━━ SUPPLIED MATERIAL ━━
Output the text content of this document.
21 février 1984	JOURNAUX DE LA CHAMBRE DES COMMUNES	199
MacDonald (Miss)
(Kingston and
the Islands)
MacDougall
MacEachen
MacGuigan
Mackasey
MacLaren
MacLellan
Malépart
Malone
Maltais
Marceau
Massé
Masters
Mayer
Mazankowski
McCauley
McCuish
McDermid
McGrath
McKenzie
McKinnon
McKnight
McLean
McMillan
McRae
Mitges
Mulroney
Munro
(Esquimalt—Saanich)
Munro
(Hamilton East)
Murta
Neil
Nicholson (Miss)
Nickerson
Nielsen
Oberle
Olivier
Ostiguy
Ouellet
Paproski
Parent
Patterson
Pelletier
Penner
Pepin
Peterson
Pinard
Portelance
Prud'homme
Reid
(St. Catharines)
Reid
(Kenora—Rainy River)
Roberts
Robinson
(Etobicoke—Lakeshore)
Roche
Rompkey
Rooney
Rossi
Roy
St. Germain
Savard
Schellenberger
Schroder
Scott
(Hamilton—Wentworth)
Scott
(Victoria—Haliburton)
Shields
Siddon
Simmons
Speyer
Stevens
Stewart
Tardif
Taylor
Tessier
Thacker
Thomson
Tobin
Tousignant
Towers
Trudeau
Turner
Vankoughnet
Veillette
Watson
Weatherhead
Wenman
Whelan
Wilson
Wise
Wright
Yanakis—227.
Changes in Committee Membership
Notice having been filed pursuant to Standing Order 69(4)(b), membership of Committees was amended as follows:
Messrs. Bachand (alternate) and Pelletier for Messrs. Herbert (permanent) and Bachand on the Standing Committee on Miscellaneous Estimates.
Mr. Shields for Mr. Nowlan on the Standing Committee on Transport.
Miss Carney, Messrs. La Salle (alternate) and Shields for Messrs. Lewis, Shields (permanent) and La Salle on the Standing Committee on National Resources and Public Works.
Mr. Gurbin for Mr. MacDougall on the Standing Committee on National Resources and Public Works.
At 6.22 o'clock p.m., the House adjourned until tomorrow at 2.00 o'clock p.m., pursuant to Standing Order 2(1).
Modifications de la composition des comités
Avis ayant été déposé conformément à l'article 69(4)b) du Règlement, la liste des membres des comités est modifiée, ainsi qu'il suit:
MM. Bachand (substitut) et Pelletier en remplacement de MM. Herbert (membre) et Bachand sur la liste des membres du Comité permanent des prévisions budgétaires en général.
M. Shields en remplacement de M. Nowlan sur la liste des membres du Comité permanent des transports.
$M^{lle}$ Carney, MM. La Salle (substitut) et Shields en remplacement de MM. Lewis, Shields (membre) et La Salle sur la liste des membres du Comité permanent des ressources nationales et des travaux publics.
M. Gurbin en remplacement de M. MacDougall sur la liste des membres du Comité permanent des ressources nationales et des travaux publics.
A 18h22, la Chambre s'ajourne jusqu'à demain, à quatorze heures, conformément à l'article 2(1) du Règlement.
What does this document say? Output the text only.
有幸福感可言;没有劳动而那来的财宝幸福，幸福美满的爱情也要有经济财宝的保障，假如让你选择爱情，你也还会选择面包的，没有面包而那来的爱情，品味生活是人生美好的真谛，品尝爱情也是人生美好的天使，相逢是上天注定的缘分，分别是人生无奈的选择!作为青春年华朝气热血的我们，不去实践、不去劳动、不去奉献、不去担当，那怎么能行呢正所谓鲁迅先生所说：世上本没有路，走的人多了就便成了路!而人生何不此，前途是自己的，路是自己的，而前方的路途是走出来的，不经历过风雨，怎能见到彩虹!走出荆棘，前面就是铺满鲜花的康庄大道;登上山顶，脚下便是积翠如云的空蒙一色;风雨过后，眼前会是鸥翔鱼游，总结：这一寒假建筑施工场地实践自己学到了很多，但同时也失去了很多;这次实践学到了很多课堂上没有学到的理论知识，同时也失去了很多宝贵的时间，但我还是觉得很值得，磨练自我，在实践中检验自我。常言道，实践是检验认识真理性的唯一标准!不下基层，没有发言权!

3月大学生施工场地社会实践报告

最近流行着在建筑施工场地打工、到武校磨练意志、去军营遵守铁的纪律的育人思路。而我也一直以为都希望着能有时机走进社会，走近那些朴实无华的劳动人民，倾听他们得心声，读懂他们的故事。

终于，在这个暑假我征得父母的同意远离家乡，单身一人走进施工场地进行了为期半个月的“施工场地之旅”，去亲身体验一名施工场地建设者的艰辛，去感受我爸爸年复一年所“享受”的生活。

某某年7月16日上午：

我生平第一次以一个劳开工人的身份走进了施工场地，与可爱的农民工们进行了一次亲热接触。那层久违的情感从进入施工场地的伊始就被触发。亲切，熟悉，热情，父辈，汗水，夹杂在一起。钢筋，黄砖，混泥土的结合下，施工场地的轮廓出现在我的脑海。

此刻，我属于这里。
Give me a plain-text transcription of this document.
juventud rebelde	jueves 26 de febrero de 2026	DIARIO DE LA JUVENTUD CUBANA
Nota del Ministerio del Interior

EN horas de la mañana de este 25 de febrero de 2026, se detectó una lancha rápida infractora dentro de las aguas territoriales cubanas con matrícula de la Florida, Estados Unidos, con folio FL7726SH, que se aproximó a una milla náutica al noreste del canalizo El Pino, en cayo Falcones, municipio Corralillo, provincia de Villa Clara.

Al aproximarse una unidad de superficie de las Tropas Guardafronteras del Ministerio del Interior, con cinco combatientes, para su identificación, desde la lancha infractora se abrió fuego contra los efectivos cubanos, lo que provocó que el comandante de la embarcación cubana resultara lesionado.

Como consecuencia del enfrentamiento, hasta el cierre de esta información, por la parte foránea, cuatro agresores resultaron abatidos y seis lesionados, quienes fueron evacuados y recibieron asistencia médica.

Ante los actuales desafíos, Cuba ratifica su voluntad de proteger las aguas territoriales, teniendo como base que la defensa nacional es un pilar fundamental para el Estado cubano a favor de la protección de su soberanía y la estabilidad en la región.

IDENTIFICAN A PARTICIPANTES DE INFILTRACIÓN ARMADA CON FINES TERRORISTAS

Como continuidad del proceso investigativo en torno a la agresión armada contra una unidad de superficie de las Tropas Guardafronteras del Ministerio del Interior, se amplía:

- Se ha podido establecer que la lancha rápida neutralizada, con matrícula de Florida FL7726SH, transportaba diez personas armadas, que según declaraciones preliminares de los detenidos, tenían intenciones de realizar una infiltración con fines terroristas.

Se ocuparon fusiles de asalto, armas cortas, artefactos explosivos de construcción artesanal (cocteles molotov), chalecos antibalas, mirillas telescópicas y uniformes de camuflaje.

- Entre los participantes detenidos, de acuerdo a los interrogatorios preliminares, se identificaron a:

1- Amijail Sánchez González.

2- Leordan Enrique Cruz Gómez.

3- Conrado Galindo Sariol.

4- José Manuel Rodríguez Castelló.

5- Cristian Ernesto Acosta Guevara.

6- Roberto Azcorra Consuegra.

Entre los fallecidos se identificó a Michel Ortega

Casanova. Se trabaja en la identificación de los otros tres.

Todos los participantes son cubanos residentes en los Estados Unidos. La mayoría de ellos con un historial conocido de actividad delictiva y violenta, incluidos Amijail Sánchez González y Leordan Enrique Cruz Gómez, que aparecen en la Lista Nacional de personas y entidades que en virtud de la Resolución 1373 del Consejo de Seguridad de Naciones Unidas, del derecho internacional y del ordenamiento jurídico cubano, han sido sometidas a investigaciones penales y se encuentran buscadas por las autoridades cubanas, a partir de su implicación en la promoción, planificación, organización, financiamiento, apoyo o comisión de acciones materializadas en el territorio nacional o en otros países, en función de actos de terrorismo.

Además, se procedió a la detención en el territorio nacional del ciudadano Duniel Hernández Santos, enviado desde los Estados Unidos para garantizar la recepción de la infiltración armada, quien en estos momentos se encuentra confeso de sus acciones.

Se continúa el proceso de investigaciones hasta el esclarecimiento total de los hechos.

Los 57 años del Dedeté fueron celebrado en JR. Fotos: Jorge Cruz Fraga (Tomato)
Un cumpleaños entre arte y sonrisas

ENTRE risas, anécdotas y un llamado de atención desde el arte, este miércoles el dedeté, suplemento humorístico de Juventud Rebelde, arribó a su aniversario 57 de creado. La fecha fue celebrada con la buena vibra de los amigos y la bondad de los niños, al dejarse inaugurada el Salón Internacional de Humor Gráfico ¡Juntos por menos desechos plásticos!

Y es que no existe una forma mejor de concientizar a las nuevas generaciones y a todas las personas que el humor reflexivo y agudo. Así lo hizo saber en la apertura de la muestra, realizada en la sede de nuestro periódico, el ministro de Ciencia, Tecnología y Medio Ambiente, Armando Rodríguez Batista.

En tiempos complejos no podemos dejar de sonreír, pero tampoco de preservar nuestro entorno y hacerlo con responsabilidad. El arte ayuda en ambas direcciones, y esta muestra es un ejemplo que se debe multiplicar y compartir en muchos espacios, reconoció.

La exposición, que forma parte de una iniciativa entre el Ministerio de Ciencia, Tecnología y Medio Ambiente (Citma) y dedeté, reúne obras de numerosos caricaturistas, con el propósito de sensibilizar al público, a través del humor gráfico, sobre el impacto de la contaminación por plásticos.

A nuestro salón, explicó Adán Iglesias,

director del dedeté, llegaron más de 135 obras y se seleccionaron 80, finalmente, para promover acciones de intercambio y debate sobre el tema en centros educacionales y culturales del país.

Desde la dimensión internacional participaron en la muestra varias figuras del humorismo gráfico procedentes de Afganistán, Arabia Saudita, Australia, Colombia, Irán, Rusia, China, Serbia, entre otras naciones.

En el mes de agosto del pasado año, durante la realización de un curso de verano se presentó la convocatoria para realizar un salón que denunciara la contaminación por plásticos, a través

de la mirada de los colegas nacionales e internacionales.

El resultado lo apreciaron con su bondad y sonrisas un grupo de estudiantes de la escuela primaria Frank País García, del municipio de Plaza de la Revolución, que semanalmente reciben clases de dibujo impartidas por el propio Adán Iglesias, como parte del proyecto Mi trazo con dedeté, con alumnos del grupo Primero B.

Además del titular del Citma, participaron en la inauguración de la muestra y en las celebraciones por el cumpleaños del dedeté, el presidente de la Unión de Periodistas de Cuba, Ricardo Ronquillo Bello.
━━━
TASK PROMPT -
List the lines of the records where "superficie" occurs.

SOLUTION TO THE PROBLEM -
Al aproximarse una unidad de superficie de las Tropas Guardafronteras del Ministerio del Interior, con cinco combatientes, para su identificación, desde la lancha infractora se abrió fuego contra los efectivos cubanos, lo que provocó que el comandante de la embarcación cubana resultara lesionado.
Como continuidad del proceso investigativo en torno a la agresión armada contra una unidad de superficie de las Tropas Guardafronteras del Ministerio del Interior, se amplía:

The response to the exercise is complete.